[PASSAGE SHOWN start]
Introduction to Operating Systems

Operating Systems

Introduction to Operating Systems

What is an Operating System?

An operating system is the software layer between your programs and the hardware. It manages hardware resources and provides a clean, consistent interface for programs to use them — without needing to know the messy details of the hardware underneath.

Real-world analogy: Think of an OS as the manager of a large office building. - The building is the hardware (CPU, RAM, disk, network) - The tenants are the programs (Chrome, VS Code, your game) - The manager (OS) allocates office space (memory), controls access to shared equipment (CPU, printer/disk), prevents tenants from walking into each other’s offices (isolation), and handles emergencies (crashes, errors)

Without a manager, tenants would fight over resources, steal from each other, and the building would fall into chaos. The OS prevents exactly that.


Part 1 — What the OS Does

Three Core Roles

1. Resource Manager

Hardware Resources:
  CPU     → who runs right now?
  Memory  → who owns which addresses?
  Disk    → who reads/writes which files?
  Network → who sends/receives packets?
  Devices → who controls the keyboard, GPU, camera?

OS allocates and arbitrates all of these.
Without OS: programs fight over hardware → chaos, crashes, security holes.

2. Abstraction Layer

Without OS (bare metal):
  To read a file: know exact disk sectors, send low-level ATA commands,
  handle motor spin-up, manage retries on read errors, ...
  
With OS:
  read(fd, buffer, 1024);  ← one function call, OS handles everything

The OS hides hardware complexity behind simple, clean interfaces.
Same program runs on:
  HDD, SSD, NVMe, USB drive, network filesystem
  Intel x86, ARM, RISC-V
  1GB RAM, 32GB RAM

3. Security and Isolation

Your bank app and a random downloaded game run simultaneously.
The OS ensures:
  - Game cannot read bank app's memory
  - Game cannot write bank app's files
  - Game cannot impersonate bank app
  - If game crashes, bank app keeps running

Hardware enforces this via privilege levels and virtual memory.
OS configures and manages that hardware.

Part 2 — Operating System Structure

The Kernel

The kernel is the core of the OS — the part that runs with full hardware privileges.

User Space (restricted):        Kernel Space (privileged):
┌────────────────────┐          ┌────────────────────────────┐
│  Chrome  │  VS Code │         │  Process Manager           │
│  Python  │  Your app│         │  Memory Manager            │
└────────────────────┘          │  File System               │
         │                      │  Device Drivers            │
         │ System Calls         │  Network Stack             │
         ▼                      │  Security                  │
┌─────────────────────────────────────────────────────────┐
│                      KERNEL                             │
└─────────────────────────────────────────────────────────┘
                         │
                         ▼
        Hardware: CPU, RAM, Disk, Network, Devices

Kernel vs User Space:

Kernel mode (ring 0 in x86):
  - Can execute any CPU instruction
  - Can access any memory address
  - Can read/write any I/O device
  - One bug here can crash the whole system

User mode (ring 3 in x86):
  - Restricted instruction set
  - Can only access own virtual memory
  - Must ask kernel for hardware access (system calls)
[PASSAGE SHOWN end]
[EXTRACTED DATA start]
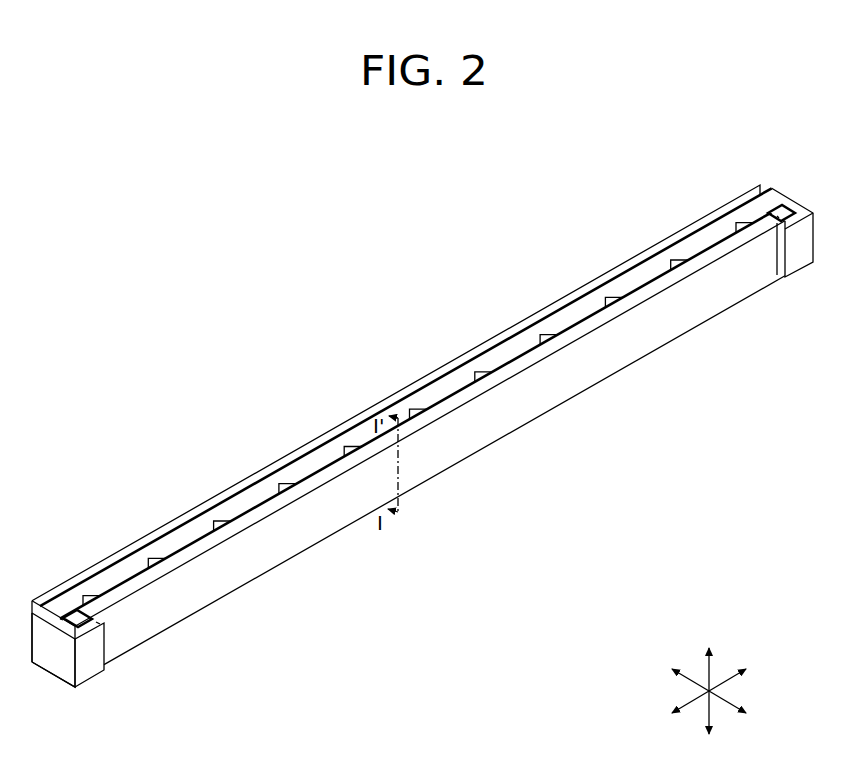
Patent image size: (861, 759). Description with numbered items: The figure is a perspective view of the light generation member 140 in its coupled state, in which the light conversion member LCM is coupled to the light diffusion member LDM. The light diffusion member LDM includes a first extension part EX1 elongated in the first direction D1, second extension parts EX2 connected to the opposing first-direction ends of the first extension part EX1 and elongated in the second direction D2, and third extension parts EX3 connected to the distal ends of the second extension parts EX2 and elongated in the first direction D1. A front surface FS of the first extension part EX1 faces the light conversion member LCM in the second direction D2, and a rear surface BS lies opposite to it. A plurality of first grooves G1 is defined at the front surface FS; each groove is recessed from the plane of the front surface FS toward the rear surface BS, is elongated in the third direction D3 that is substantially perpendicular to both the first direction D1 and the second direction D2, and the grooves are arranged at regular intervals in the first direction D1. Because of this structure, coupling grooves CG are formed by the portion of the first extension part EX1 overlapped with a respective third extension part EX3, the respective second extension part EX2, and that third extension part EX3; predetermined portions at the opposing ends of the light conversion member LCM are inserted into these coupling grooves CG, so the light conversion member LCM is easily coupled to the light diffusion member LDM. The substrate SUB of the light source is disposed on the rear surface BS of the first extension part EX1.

The light generation member 140 is at (330, 341).
The substrate SUB is at (317, 440).
The rear surface BS is at (614, 275).
The front surface FS is at (511, 359).
The first grooves G1 is at (425, 408).
The first extension part EX1 is at (563, 318).
The second extension parts EX2 is at (63, 610).
The third extension parts EX3 is at (97, 623).
The coupling grooves CG is at (67, 619).
The light conversion member LCM is at (498, 412).
The light diffusion member LDM is at (57, 653).
The first direction D1 is at (726, 679).
The second direction D2 is at (726, 703).
The third direction D3 is at (708, 674).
[EXTRACTED DATA end]
• [THINGS TO DO]
A) According to the operating systems introduction, why can a program that reads a file with read(fd, buffer, 1024) run unchanged on an HDD, an SSD, or a network filesystem? Answer in one to three sentences.
B) Carry on the operating systems introduction from its final line on what user mode must ask the kernel for.

• [RESPONSES]
A) The OS takes care of the hardware details behind that single call, such as finding the exact disk sectors, sending low-level commands, handling motor spin-up, and retrying after read errors. It hides this hardware complexity behind simple, clean interfaces, so the program never deals with the specific device. That is why the same program runs across different storage types, CPU architectures, and memory sizes.

B)
  - One bug crashes only that program

Kernel Architectures

Monolithic Kernel:

All OS services run in kernel space in one large program.

┌─────────────────────────────────────────┐
│              KERNEL (ring 0)            │
│  File System + Memory + Scheduler +     │
│  Drivers + Network + IPC + Security     │
└─────────────────────────────────────────┘

Pros: fast (no context switches between services)
Cons: one buggy driver can crash the whole OS
Examples: Linux, early Windows, BSD

Microkernel:

Only minimal services in kernel. Everything else in user space.

┌────────────────────────────┐  User space services:
│  KERNEL (ring 0):          │  ┌──────────┐ ┌────────────┐
│  IPC + basic scheduling    │  │File System│ │Device Driver│
│  + memory + interrupts     │  └──────────┘ └────────────┘
└────────────────────────────┘  ┌──────────┐ ┌────────────┐
                                │ Network  │ │  Security  │
                                └──────────┘ └────────────┘

Pros: more reliable (driver crash doesn't crash OS), better security
Cons: slower (lots of message passing between services)
Examples: Mach, QNX, L4, MINIX, some of macOS

Hybrid Kernel:

Compromise: microkernel base with some services moved in for performance
Examples: Windows NT, macOS (XNU = Mach microkernel + BSD monolithic parts)

Exokernel:

Minimal kernel that only multiplexes hardware.
Applications implement their own abstractions.
Research systems: MIT Exokernel
Pros: maximum flexibility and performance
Cons: very complex application code

Part 3 — System Calls

The mechanism by which user programs request OS services.

Real-world analogy: You’re a visitor in a secure government building. You can’t just walk into the filing room (kernel space). You fill out a request form at the reception desk (system call), show your ID, and a security-cleared employee fetches the file for you.

How System Calls Work

User program calls read(fd, buf, n)
         │
         ▼
Library wrapper (libc):
  1. Put arguments in registers
  2. Put system call number in register (e.g., rax = 0 for read on Linux)
  3. Execute SYSCALL instruction (x86-64) / SVC (ARM) / ECALL (RISC-V)
         │
         ▼  (hardware switches to kernel mode)
Kernel:
  4. Save user register state
  5. Verify arguments (valid fd? valid buffer pointer? valid count?)
  6. Dispatch to sys_read() handler
  7. Execute the operation
  8. Restore user registers, put return value in rax
  9. Return to user mode (SYSRET instruction)
         │
         ▼
User program receives return value

Common System Calls

File Operations:
  open(path, flags)     → file descriptor
  read(fd, buf, n)      → bytes read
  write(fd, buf, n)     → bytes written
  close(fd)             → 0 on success
  lseek(fd, offset, w)  → new position
  stat(path, &statbuf)  → file metadata

Process:
  fork()                → child PID (in parent), 0 (in child)
  exec(path, argv)      → replaces current process
  exit(status)          → terminates process
  wait(pid)             → waits for child to finish
  getpid()              → current process ID

Memory:
  mmap(addr, len, ...)  → virtual address mapping
  munmap(addr, len)     → remove mapping
  brk(addr)             → change heap size

Networking:
  socket(domain, type)  → socket descriptor
  bind(fd, addr)        → bind socket to address
  connect(fd, addr)     → connect to remote
  send(fd, buf, n)      → send data
  recv(fd, buf, n)      → receive data

Cost of system calls:

Function call:   ~1-5 cycles
System call:     ~100-1000 cycles

Why so expensive?
  - CPU privilege level switch (ring 3 → ring 0)
  - Register saving/restoring
  - Argument validation (security)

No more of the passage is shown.